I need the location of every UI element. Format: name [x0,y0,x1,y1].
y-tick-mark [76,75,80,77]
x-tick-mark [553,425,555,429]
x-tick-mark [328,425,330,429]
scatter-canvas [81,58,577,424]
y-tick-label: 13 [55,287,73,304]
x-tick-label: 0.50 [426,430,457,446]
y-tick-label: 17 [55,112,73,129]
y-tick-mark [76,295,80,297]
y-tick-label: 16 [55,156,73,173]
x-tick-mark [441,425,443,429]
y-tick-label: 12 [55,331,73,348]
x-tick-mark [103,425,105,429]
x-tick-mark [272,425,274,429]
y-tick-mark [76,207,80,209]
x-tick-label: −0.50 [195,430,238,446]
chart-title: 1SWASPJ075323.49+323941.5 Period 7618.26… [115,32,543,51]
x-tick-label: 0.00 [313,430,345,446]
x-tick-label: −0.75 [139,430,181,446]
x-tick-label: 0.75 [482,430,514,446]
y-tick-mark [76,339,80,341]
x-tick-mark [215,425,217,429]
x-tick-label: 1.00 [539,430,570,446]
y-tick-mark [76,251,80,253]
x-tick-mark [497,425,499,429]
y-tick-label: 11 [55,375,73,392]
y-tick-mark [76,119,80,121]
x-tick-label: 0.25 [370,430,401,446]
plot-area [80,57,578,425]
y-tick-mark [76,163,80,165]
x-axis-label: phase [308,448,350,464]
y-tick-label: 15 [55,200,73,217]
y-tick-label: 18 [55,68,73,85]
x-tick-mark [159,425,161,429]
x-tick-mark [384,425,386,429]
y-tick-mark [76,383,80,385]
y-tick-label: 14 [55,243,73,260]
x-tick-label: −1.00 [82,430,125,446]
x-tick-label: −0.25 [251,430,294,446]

===============

Return every line of the entries above word for word, in the same order, without changing any character.

Solution to this exercise:
I need the location of every UI element. Format: name [x0,y0,x1,y1].
y-tick-mark [76,75,80,77]
x-tick-mark [553,425,555,429]
x-tick-mark [328,425,330,429]
scatter-canvas [81,58,577,424]
y-tick-label: 13 [55,287,73,304]
x-tick-label: 0.50 [426,430,457,446]
y-tick-label: 17 [55,112,73,129]
y-tick-mark [76,295,80,297]
y-tick-label: 16 [55,156,73,173]
x-tick-mark [441,425,443,429]
y-tick-label: 12 [55,331,73,348]
x-tick-mark [103,425,105,429]
x-tick-mark [272,425,274,429]
y-tick-mark [76,207,80,209]
x-tick-label: −0.50 [195,430,238,446]
chart-title: 1SWASPJ075323.49+323941.5 Period 7618.26… [115,32,543,51]
x-tick-label: 0.00 [313,430,345,446]
x-tick-label: −0.75 [139,430,181,446]
x-tick-label: 0.75 [482,430,514,446]
y-tick-mark [76,339,80,341]
x-tick-mark [215,425,217,429]
x-tick-label: 1.00 [539,430,570,446]
y-tick-mark [76,251,80,253]
x-tick-mark [497,425,499,429]
y-tick-label: 11 [55,375,73,392]
y-tick-mark [76,119,80,121]
x-tick-label: 0.25 [370,430,401,446]
plot-area [80,57,578,425]
y-tick-mark [76,163,80,165]
x-axis-label: phase [308,448,350,464]
y-tick-label: 15 [55,200,73,217]
y-tick-label: 18 [55,68,73,85]
x-tick-mark [159,425,161,429]
x-tick-mark [384,425,386,429]
y-tick-mark [76,383,80,385]
y-tick-label: 14 [55,243,73,260]
x-tick-label: −1.00 [82,430,125,446]
x-tick-label: −0.25 [251,430,294,446]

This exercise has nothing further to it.